Dataset records:
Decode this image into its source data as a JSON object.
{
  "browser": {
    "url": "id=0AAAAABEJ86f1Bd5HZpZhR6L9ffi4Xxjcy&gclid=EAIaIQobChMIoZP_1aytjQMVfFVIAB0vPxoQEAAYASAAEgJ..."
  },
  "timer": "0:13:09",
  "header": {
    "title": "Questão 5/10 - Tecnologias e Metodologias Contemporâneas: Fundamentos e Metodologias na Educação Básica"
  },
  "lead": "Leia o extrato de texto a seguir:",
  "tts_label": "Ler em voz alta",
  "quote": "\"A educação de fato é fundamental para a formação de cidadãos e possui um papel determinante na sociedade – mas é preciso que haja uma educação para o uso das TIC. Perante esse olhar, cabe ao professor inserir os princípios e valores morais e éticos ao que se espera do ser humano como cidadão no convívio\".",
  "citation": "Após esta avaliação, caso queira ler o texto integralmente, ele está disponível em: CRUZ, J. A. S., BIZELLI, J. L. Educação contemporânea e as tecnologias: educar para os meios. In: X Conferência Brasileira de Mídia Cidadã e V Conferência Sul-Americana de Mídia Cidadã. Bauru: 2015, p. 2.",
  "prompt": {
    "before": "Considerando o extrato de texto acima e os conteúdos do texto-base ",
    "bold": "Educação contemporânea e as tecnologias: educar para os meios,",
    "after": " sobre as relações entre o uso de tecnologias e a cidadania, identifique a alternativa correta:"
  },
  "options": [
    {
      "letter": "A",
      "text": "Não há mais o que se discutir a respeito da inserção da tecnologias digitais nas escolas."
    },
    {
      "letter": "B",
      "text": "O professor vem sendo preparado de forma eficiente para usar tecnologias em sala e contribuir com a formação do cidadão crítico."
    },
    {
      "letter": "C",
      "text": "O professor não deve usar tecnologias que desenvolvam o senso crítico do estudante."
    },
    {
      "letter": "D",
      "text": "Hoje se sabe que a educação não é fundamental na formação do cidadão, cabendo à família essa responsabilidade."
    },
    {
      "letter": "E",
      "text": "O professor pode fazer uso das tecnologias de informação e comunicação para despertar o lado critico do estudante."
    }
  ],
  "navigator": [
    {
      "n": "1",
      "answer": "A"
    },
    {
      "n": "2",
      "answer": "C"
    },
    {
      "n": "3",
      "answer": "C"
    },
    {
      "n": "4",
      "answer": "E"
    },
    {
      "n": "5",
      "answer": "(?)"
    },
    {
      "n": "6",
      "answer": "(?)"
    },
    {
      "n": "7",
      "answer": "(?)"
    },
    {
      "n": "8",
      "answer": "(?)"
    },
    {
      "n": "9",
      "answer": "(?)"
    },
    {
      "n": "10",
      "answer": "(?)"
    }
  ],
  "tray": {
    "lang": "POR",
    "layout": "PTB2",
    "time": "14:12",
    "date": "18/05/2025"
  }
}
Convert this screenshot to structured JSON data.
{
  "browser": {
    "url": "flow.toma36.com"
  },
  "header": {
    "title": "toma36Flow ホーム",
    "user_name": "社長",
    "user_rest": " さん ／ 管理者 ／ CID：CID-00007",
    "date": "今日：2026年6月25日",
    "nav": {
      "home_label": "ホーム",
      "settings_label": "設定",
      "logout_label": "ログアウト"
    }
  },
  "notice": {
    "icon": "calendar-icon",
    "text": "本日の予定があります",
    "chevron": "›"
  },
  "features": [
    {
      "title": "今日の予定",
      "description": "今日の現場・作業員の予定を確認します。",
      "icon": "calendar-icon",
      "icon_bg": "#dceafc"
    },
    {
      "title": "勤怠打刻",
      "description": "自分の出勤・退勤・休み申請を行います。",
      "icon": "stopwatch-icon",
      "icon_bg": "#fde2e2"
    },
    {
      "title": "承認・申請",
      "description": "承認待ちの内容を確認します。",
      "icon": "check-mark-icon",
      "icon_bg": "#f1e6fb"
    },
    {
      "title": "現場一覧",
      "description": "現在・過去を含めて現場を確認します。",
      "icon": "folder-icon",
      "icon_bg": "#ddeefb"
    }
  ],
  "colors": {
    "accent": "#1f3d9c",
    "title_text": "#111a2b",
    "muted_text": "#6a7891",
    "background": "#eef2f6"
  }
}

◆ **EXERCISE DETAILS**:
Find the line that contains "Convert this screenshot". Repeat it and every line after it, exactly as written, up to and including the last line of the records above.

◆ **RESPONSE TO THIS TASK**:
Convert this screenshot to structured JSON data.
{
  "browser": {
    "url": "flow.toma36.com"
  },
  "header": {
    "title": "toma36Flow ホーム",
    "user_name": "社長",
    "user_rest": " さん ／ 管理者 ／ CID：CID-00007",
    "date": "今日：2026年6月25日",
    "nav": {
      "home_label": "ホーム",
      "settings_label": "設定",
      "logout_label": "ログアウト"
    }
  },
  "notice": {
    "icon": "calendar-icon",
    "text": "本日の予定があります",
    "chevron": "›"
  },
  "features": [
    {
      "title": "今日の予定",
      "description": "今日の現場・作業員の予定を確認します。",
      "icon": "calendar-icon",
      "icon_bg": "#dceafc"
    },
    {
      "title": "勤怠打刻",
      "description": "自分の出勤・退勤・休み申請を行います。",
      "icon": "stopwatch-icon",
      "icon_bg": "#fde2e2"
    },
    {
      "title": "承認・申請",
      "description": "承認待ちの内容を確認します。",
      "icon": "check-mark-icon",
      "icon_bg": "#f1e6fb"
    },
    {
      "title": "現場一覧",
      "description": "現在・過去を含めて現場を確認します。",
      "icon": "folder-icon",
      "icon_bg": "#ddeefb"
    }
  ],
  "colors": {
    "accent": "#1f3d9c",
    "title_text": "#111a2b",
    "muted_text": "#6a7891",
    "background": "#eef2f6"
  }
}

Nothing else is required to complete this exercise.